Identify each line holding the string "Balancing" and copy it.
── TASK INPUTS
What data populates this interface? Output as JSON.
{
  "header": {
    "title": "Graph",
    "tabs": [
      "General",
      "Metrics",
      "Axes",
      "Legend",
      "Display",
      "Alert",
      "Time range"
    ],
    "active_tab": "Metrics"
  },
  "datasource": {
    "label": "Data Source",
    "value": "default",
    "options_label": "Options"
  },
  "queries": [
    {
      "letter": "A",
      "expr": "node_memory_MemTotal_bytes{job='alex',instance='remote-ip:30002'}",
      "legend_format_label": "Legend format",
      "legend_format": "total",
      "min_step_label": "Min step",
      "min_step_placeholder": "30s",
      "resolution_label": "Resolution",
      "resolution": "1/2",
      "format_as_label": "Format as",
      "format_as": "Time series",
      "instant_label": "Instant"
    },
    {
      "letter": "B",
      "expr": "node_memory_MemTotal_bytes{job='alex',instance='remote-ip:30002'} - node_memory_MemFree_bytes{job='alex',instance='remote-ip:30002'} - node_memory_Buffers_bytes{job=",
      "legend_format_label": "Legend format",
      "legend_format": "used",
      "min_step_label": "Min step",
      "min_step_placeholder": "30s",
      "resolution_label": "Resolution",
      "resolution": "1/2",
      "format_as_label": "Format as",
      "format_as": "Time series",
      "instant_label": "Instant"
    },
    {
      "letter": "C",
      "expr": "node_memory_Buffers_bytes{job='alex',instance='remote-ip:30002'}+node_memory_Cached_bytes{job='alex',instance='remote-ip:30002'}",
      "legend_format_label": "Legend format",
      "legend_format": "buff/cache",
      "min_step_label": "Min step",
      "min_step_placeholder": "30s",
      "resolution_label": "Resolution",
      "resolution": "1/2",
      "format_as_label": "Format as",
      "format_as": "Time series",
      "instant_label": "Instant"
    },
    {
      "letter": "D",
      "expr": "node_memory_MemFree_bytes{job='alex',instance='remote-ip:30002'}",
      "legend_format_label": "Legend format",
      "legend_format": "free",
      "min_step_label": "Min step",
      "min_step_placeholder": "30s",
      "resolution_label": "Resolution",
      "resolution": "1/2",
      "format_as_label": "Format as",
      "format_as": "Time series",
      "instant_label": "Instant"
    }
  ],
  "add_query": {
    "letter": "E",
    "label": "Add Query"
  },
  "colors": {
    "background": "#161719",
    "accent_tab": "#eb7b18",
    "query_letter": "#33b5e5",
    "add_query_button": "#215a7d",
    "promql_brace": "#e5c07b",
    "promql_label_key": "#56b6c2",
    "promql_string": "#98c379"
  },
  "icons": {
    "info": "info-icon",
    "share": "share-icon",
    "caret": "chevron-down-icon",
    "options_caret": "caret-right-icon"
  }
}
────
── TASK INPUTS
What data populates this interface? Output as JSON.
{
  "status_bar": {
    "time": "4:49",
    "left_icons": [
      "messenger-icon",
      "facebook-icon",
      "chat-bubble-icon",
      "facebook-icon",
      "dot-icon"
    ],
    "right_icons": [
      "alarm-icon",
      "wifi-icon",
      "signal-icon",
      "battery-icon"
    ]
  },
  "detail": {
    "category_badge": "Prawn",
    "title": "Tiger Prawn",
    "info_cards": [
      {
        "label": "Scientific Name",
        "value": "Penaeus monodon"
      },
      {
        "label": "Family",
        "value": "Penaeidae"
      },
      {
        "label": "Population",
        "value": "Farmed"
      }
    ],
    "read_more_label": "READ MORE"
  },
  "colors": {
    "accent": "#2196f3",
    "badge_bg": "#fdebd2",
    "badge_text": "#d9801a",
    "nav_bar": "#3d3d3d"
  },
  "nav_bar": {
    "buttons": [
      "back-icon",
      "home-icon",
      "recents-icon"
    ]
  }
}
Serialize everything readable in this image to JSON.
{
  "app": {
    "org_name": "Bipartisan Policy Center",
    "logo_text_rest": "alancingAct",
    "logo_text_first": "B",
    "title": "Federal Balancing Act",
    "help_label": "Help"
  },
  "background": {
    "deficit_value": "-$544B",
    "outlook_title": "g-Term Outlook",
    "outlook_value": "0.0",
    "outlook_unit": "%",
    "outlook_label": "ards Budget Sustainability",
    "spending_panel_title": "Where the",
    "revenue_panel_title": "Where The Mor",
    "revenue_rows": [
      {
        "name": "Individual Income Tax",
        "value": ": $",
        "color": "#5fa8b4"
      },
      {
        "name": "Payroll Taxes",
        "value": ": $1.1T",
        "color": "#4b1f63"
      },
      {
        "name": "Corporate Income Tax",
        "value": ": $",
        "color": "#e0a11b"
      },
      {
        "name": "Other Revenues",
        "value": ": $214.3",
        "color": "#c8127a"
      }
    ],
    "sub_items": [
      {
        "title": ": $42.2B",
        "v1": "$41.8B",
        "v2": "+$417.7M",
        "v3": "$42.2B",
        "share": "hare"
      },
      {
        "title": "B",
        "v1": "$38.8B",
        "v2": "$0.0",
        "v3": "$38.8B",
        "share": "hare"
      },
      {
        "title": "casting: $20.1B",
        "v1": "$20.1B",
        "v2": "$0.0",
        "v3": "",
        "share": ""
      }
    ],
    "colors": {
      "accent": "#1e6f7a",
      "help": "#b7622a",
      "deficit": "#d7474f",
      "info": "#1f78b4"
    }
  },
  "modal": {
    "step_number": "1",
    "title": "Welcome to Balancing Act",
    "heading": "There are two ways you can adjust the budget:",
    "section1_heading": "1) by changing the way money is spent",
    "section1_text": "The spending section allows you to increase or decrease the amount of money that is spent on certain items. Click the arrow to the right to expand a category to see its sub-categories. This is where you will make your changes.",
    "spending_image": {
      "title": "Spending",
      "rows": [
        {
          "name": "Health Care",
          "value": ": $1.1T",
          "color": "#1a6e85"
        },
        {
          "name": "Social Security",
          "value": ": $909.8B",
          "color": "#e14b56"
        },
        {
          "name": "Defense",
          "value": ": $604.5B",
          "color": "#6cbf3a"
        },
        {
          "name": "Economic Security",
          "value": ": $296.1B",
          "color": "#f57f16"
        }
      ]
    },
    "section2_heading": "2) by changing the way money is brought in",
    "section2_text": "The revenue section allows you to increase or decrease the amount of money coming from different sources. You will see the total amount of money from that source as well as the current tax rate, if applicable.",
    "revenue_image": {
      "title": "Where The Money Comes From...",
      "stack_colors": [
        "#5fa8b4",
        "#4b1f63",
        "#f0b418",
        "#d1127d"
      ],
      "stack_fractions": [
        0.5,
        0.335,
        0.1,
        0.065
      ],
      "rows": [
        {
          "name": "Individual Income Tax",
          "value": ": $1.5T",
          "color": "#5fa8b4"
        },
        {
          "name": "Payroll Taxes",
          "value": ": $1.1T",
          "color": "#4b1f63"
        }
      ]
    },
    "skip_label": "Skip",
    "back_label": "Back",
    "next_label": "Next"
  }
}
────
── TASK INPUTS
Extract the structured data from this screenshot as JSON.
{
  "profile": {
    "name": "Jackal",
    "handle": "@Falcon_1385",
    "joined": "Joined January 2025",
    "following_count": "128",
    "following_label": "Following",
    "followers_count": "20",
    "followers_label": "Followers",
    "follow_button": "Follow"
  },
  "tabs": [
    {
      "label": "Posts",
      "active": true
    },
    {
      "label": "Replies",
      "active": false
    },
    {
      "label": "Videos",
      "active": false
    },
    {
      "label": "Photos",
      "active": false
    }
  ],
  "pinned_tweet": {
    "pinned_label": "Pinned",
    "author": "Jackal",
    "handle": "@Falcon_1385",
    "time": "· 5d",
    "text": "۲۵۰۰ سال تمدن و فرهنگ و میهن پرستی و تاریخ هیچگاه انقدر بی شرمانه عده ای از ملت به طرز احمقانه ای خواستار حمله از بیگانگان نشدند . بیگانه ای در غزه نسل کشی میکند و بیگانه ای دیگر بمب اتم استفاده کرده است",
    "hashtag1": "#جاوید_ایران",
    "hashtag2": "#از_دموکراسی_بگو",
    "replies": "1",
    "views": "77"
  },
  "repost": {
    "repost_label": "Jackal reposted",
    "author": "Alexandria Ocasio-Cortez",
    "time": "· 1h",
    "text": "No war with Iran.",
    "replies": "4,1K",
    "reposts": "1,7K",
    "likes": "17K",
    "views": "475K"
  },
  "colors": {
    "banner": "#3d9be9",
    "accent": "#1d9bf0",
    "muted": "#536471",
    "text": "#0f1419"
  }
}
────
FULL RESPONSE:
    "title": "Federal Balancing Act",
    "title": "Welcome to Balancing Act",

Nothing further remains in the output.